**THE TASK:** Please retype the listing from its first line through the line that contains "x-tick-label: J-10 [167, 408, 202, 428]", including both, and stop there.

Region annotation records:
--- Start ---

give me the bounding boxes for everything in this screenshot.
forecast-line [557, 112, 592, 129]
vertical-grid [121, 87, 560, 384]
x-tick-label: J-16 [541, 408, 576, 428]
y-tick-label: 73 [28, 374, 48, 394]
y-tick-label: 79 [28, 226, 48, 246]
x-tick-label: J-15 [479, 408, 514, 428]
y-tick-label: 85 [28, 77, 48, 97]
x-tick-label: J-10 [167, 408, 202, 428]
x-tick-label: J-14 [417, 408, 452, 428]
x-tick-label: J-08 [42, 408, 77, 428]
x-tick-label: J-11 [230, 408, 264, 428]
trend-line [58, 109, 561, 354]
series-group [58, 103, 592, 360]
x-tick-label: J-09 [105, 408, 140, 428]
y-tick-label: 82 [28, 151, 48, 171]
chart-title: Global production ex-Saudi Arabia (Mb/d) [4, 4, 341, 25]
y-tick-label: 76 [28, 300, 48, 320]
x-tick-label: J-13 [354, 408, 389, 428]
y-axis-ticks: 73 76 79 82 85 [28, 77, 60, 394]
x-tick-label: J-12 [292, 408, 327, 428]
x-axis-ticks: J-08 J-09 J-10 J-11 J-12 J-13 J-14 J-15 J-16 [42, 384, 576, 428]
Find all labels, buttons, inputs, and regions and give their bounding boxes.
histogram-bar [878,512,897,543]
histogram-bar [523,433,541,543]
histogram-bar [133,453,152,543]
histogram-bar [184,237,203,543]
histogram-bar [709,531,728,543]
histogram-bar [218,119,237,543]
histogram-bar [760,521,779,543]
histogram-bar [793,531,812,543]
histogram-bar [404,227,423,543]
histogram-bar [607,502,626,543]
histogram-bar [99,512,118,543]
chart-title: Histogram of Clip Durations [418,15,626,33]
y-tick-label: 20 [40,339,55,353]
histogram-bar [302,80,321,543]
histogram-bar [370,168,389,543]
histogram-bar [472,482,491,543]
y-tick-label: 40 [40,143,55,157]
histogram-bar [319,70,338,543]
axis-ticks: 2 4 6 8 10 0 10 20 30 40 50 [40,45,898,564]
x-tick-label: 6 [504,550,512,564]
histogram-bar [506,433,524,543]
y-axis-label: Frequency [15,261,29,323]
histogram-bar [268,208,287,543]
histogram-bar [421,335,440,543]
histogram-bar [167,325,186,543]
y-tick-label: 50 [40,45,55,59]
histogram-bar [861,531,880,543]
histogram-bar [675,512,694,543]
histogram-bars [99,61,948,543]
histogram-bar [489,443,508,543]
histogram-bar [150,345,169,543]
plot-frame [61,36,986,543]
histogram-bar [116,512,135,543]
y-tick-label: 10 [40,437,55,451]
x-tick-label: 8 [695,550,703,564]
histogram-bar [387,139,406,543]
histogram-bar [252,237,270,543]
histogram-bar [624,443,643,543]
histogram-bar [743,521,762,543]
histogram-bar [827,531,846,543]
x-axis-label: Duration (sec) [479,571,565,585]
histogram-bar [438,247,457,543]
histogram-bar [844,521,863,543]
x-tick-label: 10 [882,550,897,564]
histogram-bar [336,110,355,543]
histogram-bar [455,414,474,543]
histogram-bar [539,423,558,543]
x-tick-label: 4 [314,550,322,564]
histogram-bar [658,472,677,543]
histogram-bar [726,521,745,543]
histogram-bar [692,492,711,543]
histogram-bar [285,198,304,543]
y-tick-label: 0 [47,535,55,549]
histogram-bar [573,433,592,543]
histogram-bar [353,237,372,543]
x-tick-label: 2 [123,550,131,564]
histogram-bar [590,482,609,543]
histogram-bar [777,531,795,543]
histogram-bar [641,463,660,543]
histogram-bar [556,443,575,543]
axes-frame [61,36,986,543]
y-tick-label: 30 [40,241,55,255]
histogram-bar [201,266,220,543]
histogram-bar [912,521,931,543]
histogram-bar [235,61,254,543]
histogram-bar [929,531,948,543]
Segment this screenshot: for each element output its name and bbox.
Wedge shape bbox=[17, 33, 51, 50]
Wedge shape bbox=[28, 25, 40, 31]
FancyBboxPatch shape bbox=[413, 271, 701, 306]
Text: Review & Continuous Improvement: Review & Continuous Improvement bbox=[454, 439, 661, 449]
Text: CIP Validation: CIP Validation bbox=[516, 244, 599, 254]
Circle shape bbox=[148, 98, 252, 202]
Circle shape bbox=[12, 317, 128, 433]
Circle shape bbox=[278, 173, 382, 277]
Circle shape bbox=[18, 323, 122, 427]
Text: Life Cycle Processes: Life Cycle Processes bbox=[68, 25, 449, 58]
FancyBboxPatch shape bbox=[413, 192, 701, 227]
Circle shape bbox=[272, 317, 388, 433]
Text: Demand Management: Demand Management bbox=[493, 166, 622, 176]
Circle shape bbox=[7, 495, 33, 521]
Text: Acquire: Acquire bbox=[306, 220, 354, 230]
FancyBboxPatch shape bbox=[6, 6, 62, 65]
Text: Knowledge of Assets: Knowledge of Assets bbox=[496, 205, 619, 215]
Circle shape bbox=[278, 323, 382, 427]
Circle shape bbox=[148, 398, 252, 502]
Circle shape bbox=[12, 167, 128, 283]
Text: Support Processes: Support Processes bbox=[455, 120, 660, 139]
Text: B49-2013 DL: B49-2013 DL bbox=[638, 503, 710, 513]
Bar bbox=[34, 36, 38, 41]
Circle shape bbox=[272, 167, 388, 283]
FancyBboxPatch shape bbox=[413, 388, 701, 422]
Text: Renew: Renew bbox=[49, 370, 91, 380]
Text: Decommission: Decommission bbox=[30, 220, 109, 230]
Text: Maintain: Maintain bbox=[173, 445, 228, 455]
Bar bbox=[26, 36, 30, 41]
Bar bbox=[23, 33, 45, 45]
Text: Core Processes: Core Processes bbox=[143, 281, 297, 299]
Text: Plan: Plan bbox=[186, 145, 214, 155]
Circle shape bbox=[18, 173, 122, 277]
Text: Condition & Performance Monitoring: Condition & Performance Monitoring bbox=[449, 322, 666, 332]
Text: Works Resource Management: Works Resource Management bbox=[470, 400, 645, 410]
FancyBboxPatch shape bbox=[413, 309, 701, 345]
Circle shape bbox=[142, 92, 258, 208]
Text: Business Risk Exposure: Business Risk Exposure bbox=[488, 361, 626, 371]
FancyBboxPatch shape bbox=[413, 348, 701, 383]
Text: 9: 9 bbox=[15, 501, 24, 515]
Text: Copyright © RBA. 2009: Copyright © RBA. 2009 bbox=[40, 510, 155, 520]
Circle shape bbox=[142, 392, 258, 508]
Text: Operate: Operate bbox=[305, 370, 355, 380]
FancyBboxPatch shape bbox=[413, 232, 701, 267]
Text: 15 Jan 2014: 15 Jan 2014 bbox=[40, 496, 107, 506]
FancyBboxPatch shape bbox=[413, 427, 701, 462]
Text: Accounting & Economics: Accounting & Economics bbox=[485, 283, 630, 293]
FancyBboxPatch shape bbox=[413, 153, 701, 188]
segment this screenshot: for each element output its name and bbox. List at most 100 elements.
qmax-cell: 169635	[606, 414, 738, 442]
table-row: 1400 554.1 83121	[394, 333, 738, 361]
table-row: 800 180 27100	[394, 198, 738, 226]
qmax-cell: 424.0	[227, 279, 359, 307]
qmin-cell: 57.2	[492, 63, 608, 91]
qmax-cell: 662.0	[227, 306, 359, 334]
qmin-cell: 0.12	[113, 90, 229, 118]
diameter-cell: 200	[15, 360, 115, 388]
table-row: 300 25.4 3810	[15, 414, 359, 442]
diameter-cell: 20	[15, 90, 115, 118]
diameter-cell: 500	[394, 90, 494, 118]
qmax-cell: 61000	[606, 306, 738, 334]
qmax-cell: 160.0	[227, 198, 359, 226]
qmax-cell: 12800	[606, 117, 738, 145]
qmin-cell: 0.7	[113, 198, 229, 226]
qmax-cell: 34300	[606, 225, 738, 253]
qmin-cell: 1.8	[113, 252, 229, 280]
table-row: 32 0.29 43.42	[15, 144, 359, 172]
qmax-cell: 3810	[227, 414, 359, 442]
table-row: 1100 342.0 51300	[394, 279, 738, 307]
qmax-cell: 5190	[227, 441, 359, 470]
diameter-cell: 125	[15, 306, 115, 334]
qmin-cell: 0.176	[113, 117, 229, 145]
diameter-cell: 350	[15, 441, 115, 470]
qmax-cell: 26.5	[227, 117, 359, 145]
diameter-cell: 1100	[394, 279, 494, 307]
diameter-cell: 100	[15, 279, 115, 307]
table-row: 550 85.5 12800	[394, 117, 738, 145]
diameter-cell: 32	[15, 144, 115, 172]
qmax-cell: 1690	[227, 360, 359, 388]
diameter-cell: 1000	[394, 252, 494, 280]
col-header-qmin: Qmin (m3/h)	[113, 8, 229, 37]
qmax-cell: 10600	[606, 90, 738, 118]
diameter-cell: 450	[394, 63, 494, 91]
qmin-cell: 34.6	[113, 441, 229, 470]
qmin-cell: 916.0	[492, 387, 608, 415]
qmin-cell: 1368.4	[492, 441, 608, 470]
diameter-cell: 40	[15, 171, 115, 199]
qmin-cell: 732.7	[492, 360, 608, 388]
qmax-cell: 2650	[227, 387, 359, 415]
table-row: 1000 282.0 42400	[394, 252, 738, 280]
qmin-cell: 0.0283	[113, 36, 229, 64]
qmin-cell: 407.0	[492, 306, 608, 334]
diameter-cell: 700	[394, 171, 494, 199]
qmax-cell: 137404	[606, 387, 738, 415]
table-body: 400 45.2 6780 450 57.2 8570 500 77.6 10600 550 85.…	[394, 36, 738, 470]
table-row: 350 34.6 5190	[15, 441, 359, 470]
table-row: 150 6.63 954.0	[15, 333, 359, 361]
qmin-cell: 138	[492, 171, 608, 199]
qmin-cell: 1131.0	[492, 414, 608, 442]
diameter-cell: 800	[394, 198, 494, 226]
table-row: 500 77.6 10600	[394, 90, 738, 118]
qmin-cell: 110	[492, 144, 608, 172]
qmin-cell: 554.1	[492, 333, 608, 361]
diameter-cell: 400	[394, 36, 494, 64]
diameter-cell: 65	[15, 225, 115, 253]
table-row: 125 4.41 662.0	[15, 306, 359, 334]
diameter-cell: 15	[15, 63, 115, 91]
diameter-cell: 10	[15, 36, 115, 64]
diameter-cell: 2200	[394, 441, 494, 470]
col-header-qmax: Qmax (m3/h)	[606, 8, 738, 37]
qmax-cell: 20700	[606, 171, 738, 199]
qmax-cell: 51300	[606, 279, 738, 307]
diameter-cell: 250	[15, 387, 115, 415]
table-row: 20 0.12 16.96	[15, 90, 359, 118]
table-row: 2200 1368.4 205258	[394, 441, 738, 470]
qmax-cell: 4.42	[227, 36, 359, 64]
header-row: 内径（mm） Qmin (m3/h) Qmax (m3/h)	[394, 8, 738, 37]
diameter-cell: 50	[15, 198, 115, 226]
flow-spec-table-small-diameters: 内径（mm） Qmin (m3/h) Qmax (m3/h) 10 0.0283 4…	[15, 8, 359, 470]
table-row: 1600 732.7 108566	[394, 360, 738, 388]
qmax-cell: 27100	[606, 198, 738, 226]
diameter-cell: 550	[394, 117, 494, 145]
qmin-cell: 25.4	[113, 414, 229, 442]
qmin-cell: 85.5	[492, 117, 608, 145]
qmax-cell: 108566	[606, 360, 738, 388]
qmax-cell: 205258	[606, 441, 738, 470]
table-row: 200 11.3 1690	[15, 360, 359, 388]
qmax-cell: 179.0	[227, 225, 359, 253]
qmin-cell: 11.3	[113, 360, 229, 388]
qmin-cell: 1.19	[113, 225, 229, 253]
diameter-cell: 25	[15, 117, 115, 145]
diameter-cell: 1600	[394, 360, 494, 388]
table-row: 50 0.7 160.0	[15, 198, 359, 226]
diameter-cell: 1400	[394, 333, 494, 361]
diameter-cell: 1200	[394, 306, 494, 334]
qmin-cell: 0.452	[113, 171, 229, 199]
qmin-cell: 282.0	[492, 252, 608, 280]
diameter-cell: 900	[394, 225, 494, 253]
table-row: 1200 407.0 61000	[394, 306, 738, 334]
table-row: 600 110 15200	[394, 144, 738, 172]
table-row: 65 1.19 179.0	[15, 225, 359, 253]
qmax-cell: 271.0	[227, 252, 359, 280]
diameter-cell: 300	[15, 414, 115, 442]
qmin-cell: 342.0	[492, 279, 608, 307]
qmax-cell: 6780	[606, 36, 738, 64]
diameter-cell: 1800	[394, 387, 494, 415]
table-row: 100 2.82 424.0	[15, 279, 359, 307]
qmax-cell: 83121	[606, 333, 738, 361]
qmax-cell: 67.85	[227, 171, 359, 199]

--- End ---

**TASK RESULT:**
give me the bounding boxes for everything in this screenshot.
forecast-line [557, 112, 592, 129]
vertical-grid [121, 87, 560, 384]
x-tick-label: J-16 [541, 408, 576, 428]
y-tick-label: 73 [28, 374, 48, 394]
y-tick-label: 79 [28, 226, 48, 246]
x-tick-label: J-15 [479, 408, 514, 428]
y-tick-label: 85 [28, 77, 48, 97]
x-tick-label: J-10 [167, 408, 202, 428]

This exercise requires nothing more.